▸ Dataset records:
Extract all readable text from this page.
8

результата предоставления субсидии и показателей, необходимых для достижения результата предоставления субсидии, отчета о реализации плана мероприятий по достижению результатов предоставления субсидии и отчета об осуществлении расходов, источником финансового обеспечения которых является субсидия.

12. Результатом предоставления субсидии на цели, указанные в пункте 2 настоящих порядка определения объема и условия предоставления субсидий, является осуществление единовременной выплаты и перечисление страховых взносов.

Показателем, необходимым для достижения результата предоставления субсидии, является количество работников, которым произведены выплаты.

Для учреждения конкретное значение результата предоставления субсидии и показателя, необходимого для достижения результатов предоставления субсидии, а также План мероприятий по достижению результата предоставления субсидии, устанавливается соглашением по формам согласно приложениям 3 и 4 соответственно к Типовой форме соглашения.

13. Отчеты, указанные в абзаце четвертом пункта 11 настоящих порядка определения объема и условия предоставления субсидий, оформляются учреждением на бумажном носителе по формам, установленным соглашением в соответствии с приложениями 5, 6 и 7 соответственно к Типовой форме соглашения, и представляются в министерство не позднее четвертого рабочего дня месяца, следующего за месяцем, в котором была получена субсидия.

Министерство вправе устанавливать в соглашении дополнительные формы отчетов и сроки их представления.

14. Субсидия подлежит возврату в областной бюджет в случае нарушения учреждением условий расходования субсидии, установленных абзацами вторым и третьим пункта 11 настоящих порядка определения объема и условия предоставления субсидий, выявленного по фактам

▸ What to do: From the records above, extract every line exactly as it stands.

▸ Written response:
Extract all readable text from this page.
8

результата предоставления субсидии и показателей, необходимых для достижения результата предоставления субсидии, отчета о реализации плана мероприятий по достижению результатов предоставления субсидии и отчета об осуществлении расходов, источником финансового обеспечения которых является субсидия.

12. Результатом предоставления субсидии на цели, указанные в пункте 2 настоящих порядка определения объема и условия предоставления субсидий, является осуществление единовременной выплаты и перечисление страховых взносов.

Показателем, необходимым для достижения результата предоставления субсидии, является количество работников, которым произведены выплаты.

Для учреждения конкретное значение результата предоставления субсидии и показателя, необходимого для достижения результатов предоставления субсидии, а также План мероприятий по достижению результата предоставления субсидии, устанавливается соглашением по формам согласно приложениям 3 и 4 соответственно к Типовой форме соглашения.

13. Отчеты, указанные в абзаце четвертом пункта 11 настоящих порядка определения объема и условия предоставления субсидий, оформляются учреждением на бумажном носителе по формам, установленным соглашением в соответствии с приложениями 5, 6 и 7 соответственно к Типовой форме соглашения, и представляются в министерство не позднее четвертого рабочего дня месяца, следующего за месяцем, в котором была получена субсидия.

Министерство вправе устанавливать в соглашении дополнительные формы отчетов и сроки их представления.

14. Субсидия подлежит возврату в областной бюджет в случае нарушения учреждением условий расходования субсидии, установленных абзацами вторым и третьим пункта 11 настоящих порядка определения объема и условия предоставления субсидий, выявленного по фактам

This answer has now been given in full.